Supplied material ->

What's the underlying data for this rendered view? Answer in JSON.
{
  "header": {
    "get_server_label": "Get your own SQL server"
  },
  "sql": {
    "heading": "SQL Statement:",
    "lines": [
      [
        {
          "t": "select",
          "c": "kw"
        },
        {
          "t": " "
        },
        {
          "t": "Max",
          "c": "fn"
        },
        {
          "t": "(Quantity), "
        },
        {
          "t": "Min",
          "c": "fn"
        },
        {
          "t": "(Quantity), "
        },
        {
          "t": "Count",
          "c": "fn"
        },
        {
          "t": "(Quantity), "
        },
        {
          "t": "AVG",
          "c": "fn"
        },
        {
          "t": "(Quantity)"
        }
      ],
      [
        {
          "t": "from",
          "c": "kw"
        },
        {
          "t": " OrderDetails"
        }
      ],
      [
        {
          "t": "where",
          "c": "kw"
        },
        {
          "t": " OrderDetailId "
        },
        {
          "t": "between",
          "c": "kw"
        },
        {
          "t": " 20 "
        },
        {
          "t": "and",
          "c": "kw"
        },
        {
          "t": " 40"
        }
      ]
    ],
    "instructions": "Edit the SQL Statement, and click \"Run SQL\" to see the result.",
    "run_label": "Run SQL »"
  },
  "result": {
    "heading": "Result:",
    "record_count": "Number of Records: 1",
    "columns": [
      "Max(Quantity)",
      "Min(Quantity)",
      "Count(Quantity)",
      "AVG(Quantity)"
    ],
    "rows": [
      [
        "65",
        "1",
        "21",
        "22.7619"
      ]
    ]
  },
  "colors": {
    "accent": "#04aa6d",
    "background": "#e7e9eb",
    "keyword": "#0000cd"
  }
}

Task prompt -> Copy out each record from above, exactly.

Response ->
What's the underlying data for this rendered view? Answer in JSON.
{
  "header": {
    "get_server_label": "Get your own SQL server"
  },
  "sql": {
    "heading": "SQL Statement:",
    "lines": [
      [
        {
          "t": "select",
          "c": "kw"
        },
        {
          "t": " "
        },
        {
          "t": "Max",
          "c": "fn"
        },
        {
          "t": "(Quantity), "
        },
        {
          "t": "Min",
          "c": "fn"
        },
        {
          "t": "(Quantity), "
        },
        {
          "t": "Count",
          "c": "fn"
        },
        {
          "t": "(Quantity), "
        },
        {
          "t": "AVG",
          "c": "fn"
        },
        {
          "t": "(Quantity)"
        }
      ],
      [
        {
          "t": "from",
          "c": "kw"
        },
        {
          "t": " OrderDetails"
        }
      ],
      [
        {
          "t": "where",
          "c": "kw"
        },
        {
          "t": " OrderDetailId "
        },
        {
          "t": "between",
          "c": "kw"
        },
        {
          "t": " 20 "
        },
        {
          "t": "and",
          "c": "kw"
        },
        {
          "t": " 40"
        }
      ]
    ],
    "instructions": "Edit the SQL Statement, and click \"Run SQL\" to see the result.",
    "run_label": "Run SQL »"
  },
  "result": {
    "heading": "Result:",
    "record_count": "Number of Records: 1",
    "columns": [
      "Max(Quantity)",
      "Min(Quantity)",
      "Count(Quantity)",
      "AVG(Quantity)"
    ],
    "rows": [
      [
        "65",
        "1",
        "21",
        "22.7619"
      ]
    ]
  },
  "colors": {
    "accent": "#04aa6d",
    "background": "#e7e9eb",
    "keyword": "#0000cd"
  }
}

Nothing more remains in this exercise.